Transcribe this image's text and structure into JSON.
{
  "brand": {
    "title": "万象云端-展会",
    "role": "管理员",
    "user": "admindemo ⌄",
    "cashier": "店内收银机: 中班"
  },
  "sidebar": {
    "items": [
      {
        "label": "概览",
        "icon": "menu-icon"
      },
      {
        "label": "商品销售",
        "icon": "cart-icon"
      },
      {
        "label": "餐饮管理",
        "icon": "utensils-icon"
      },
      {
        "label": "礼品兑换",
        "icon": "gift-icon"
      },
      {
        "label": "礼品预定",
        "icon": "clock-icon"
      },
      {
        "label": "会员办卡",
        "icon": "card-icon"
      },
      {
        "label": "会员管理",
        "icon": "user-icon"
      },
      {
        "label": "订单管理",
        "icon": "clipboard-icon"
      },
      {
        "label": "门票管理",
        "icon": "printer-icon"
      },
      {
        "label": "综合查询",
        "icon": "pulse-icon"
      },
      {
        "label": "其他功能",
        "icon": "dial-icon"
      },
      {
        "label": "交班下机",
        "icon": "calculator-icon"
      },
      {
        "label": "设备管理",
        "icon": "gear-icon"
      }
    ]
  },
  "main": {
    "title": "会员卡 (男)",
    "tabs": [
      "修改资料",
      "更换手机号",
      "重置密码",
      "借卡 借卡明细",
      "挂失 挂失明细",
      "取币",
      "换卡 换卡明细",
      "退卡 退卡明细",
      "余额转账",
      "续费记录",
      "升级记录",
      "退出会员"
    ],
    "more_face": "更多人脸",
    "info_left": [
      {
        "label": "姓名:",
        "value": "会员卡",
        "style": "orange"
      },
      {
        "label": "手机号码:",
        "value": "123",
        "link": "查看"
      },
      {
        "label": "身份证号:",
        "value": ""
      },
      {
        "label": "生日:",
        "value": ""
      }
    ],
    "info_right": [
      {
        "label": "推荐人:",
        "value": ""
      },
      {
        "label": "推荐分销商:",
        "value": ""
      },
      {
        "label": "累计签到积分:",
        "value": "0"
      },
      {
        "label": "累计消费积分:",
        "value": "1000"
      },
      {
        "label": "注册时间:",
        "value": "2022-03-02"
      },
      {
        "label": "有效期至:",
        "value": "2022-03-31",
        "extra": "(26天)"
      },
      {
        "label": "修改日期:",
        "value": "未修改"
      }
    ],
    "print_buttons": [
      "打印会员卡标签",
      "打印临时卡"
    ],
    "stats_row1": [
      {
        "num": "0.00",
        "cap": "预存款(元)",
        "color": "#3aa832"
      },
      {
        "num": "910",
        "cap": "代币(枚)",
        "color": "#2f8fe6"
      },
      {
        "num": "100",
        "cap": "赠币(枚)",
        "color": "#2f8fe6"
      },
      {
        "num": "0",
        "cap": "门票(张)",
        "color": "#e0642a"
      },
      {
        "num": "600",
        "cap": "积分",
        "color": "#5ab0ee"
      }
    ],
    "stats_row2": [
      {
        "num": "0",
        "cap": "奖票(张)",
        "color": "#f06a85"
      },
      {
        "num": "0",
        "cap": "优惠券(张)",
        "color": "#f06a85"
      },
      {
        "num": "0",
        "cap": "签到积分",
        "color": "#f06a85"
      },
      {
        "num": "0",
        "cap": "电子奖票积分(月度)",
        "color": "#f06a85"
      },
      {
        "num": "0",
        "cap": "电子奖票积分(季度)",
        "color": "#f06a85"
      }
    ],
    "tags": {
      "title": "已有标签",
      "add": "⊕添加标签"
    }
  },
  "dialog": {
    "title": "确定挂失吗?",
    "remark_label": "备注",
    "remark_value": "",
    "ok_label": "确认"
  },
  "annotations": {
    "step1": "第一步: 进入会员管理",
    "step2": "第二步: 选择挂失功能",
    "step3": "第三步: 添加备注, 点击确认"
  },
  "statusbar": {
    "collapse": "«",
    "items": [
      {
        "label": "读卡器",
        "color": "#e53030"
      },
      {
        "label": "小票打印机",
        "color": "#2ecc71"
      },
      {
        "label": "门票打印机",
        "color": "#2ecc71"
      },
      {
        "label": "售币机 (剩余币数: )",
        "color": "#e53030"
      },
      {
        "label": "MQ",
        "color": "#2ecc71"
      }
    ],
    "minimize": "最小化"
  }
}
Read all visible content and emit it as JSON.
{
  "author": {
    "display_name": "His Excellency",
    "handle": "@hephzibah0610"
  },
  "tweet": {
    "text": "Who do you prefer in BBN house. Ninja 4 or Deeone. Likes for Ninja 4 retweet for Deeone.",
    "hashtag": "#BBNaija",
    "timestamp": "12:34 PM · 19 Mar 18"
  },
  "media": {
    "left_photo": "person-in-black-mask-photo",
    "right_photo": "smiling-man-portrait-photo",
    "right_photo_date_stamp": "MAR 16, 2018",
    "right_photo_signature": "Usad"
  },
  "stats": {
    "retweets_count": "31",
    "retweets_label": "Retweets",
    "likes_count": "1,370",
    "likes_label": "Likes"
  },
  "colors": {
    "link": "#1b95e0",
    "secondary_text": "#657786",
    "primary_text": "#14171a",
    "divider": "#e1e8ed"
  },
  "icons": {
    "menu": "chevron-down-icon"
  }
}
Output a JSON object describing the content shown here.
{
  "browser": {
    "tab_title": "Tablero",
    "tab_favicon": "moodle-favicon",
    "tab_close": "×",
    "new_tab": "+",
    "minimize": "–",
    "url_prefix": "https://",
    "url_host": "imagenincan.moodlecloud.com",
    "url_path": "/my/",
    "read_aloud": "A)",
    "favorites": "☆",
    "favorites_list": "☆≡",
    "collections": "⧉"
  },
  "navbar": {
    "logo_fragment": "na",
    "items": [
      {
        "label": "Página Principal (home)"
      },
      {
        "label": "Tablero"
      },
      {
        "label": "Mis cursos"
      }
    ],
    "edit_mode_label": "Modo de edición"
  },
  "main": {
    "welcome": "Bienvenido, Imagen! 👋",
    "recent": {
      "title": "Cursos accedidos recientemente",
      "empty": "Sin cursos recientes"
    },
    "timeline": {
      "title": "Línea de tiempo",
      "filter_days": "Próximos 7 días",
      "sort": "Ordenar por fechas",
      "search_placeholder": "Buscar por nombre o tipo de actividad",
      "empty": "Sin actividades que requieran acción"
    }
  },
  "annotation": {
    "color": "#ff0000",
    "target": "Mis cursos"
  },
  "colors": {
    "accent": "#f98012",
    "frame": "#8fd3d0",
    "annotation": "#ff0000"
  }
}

──────

> _Requirements_
Quote the material exactly, leaving nothing out.

> _Result for this task_
Transcribe this image's text and structure into JSON.
{
  "brand": {
    "title": "万象云端-展会",
    "role": "管理员",
    "user": "admindemo ⌄",
    "cashier": "店内收银机: 中班"
  },
  "sidebar": {
    "items": [
      {
        "label": "概览",
        "icon": "menu-icon"
      },
      {
        "label": "商品销售",
        "icon": "cart-icon"
      },
      {
        "label": "餐饮管理",
        "icon": "utensils-icon"
      },
      {
        "label": "礼品兑换",
        "icon": "gift-icon"
      },
      {
        "label": "礼品预定",
        "icon": "clock-icon"
      },
      {
        "label": "会员办卡",
        "icon": "card-icon"
      },
      {
        "label": "会员管理",
        "icon": "user-icon"
      },
      {
        "label": "订单管理",
        "icon": "clipboard-icon"
      },
      {
        "label": "门票管理",
        "icon": "printer-icon"
      },
      {
        "label": "综合查询",
        "icon": "pulse-icon"
      },
      {
        "label": "其他功能",
        "icon": "dial-icon"
      },
      {
        "label": "交班下机",
        "icon": "calculator-icon"
      },
      {
        "label": "设备管理",
        "icon": "gear-icon"
      }
    ]
  },
  "main": {
    "title": "会员卡 (男)",
    "tabs": [
      "修改资料",
      "更换手机号",
      "重置密码",
      "借卡 借卡明细",
      "挂失 挂失明细",
      "取币",
      "换卡 换卡明细",
      "退卡 退卡明细",
      "余额转账",
      "续费记录",
      "升级记录",
      "退出会员"
    ],
    "more_face": "更多人脸",
    "info_left": [
      {
        "label": "姓名:",
        "value": "会员卡",
        "style": "orange"
      },
      {
        "label": "手机号码:",
        "value": "123",
        "link": "查看"
      },
      {
        "label": "身份证号:",
        "value": ""
      },
      {
        "label": "生日:",
        "value": ""
      }
    ],
    "info_right": [
      {
        "label": "推荐人:",
        "value": ""
      },
      {
        "label": "推荐分销商:",
        "value": ""
      },
      {
        "label": "累计签到积分:",
        "value": "0"
      },
      {
        "label": "累计消费积分:",
        "value": "1000"
      },
      {
        "label": "注册时间:",
        "value": "2022-03-02"
      },
      {
        "label": "有效期至:",
        "value": "2022-03-31",
        "extra": "(26天)"
      },
      {
        "label": "修改日期:",
        "value": "未修改"
      }
    ],
    "print_buttons": [
      "打印会员卡标签",
      "打印临时卡"
    ],
    "stats_row1": [
      {
        "num": "0.00",
        "cap": "预存款(元)",
        "color": "#3aa832"
      },
      {
        "num": "910",
        "cap": "代币(枚)",
        "color": "#2f8fe6"
      },
      {
        "num": "100",
        "cap": "赠币(枚)",
        "color": "#2f8fe6"
      },
      {
        "num": "0",
        "cap": "门票(张)",
        "color": "#e0642a"
      },
      {
        "num": "600",
        "cap": "积分",
        "color": "#5ab0ee"
      }
    ],
    "stats_row2": [
      {
        "num": "0",
        "cap": "奖票(张)",
        "color": "#f06a85"
      },
      {
        "num": "0",
        "cap": "优惠券(张)",
        "color": "#f06a85"
      },
      {
        "num": "0",
        "cap": "签到积分",
        "color": "#f06a85"
      },
      {
        "num": "0",
        "cap": "电子奖票积分(月度)",
        "color": "#f06a85"
      },
      {
        "num": "0",
        "cap": "电子奖票积分(季度)",
        "color": "#f06a85"
      }
    ],
    "tags": {
      "title": "已有标签",
      "add": "⊕添加标签"
    }
  },
  "dialog": {
    "title": "确定挂失吗?",
    "remark_label": "备注",
    "remark_value": "",
    "ok_label": "确认"
  },
  "annotations": {
    "step1": "第一步: 进入会员管理",
    "step2": "第二步: 选择挂失功能",
    "step3": "第三步: 添加备注, 点击确认"
  },
  "statusbar": {
    "collapse": "«",
    "items": [
      {
        "label": "读卡器",
        "color": "#e53030"
      },
      {
        "label": "小票打印机",
        "color": "#2ecc71"
      },
      {
        "label": "门票打印机",
        "color": "#2ecc71"
      },
      {
        "label": "售币机 (剩余币数: )",
        "color": "#e53030"
      },
      {
        "label": "MQ",
        "color": "#2ecc71"
      }
    ],
    "minimize": "最小化"
  }
}
Read all visible content and emit it as JSON.
{
  "author": {
    "display_name": "His Excellency",
    "handle": "@hephzibah0610"
  },
  "tweet": {
    "text": "Who do you prefer in BBN house. Ninja 4 or Deeone. Likes for Ninja 4 retweet for Deeone.",
    "hashtag": "#BBNaija",
    "timestamp": "12:34 PM · 19 Mar 18"
  },
  "media": {
    "left_photo": "person-in-black-mask-photo",
    "right_photo": "smiling-man-portrait-photo",
    "right_photo_date_stamp": "MAR 16, 2018",
    "right_photo_signature": "Usad"
  },
  "stats": {
    "retweets_count": "31",
    "retweets_label": "Retweets",
    "likes_count": "1,370",
    "likes_label": "Likes"
  },
  "colors": {
    "link": "#1b95e0",
    "secondary_text": "#657786",
    "primary_text": "#14171a",
    "divider": "#e1e8ed"
  },
  "icons": {
    "menu": "chevron-down-icon"
  }
}
Output a JSON object describing the content shown here.
{
  "browser": {
    "tab_title": "Tablero",
    "tab_favicon": "moodle-favicon",
    "tab_close": "×",
    "new_tab": "+",
    "minimize": "–",
    "url_prefix": "https://",
    "url_host": "imagenincan.moodlecloud.com",
    "url_path": "/my/",
    "read_aloud": "A)",
    "favorites": "☆",
    "favorites_list": "☆≡",
    "collections": "⧉"
  },
  "navbar": {
    "logo_fragment": "na",
    "items": [
      {
        "label": "Página Principal (home)"
      },
      {
        "label": "Tablero"
      },
      {
        "label": "Mis cursos"
      }
    ],
    "edit_mode_label": "Modo de edición"
  },
  "main": {
    "welcome": "Bienvenido, Imagen! 👋",
    "recent": {
      "title": "Cursos accedidos recientemente",
      "empty": "Sin cursos recientes"
    },
    "timeline": {
      "title": "Línea de tiempo",
      "filter_days": "Próximos 7 días",
      "sort": "Ordenar por fechas",
      "search_placeholder": "Buscar por nombre o tipo de actividad",
      "empty": "Sin actividades que requieran acción"
    }
  },
  "annotation": {
    "color": "#ff0000",
    "target": "Mis cursos"
  },
  "colors": {
    "accent": "#f98012",
    "frame": "#8fd3d0",
    "annotation": "#ff0000"
  }
}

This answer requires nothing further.